### Opdrachten:
1. Noteer alle getallen die in de gegeven tekst in cijfers geschreven staan.
2. Welke twee praktische zaken houden de reizigers volgens de gegeven tekst bezig?

### Gegeven tekst:

###

En verder zijn er twee praktische zaken die ons bezighouden. Internet en wasmachines. We verkozen het reisgewicht te beperken. Analoge boeken bleven thuis en propere kleding hadden we voor één week. Maar, alle drie lezen we graag. Zoonlief (11) bv. verslond 31 boeken. En dus lezen we digitaal. Niet alles werd vooraf digitaal gekocht. Nu en dan verlaten we een mooi en afgelegen logeerplek, rijden naar een stadje enkele tientallen km verder, bevragen enkele cafés naar internet, en verdiepen ons in wat we wilden achterlaten.
100 dagen samen, met drie. Wat is het verschil? Hoewel je ‘ervaren’ alleen doet, geeft het een stevige meerwaarde als je het samen doet. Er ontstaat een verbondenheid omdat je gelijktijdig hetzelfde ervaart. En na elke ervaring ben je een beetje anders dan vooraf, en je relatie met de ‘meebelevers’ is (onherroepelijk) veranderd. Je hebt een ervaring gedeeld, iets net voor je of om je heen. En de tijd kan je niet meer terugdraaien, noch kan je de ervaring wijzigen of herscheppen. Ook 140 tekens zullen nooit volstaan om de ervaring te delen. Op die manier wordt een buddy als broer ervaren, en verlaten ‘samenwerkers’ het werk als vrienden. De sleutel? “let’s go”.

###

### Getoonde gegevens:
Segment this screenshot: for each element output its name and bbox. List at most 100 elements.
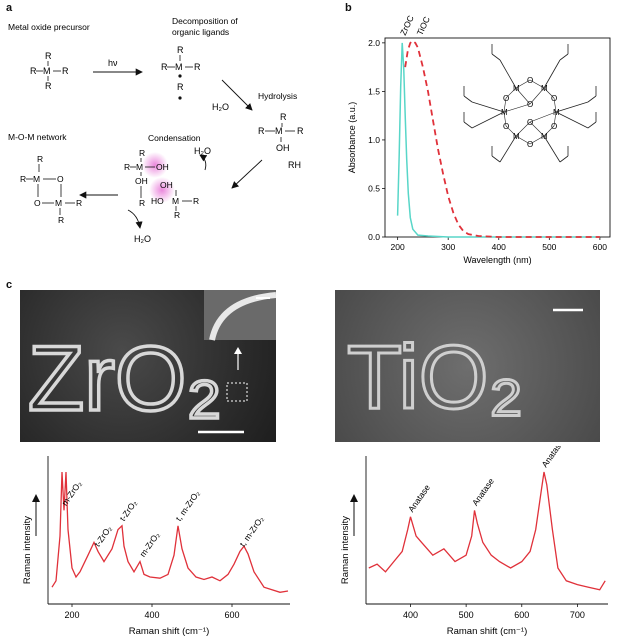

###

### Antwoorden per opdracht:
1. 11, 31, 100, 140

2. Internet en wasmachines.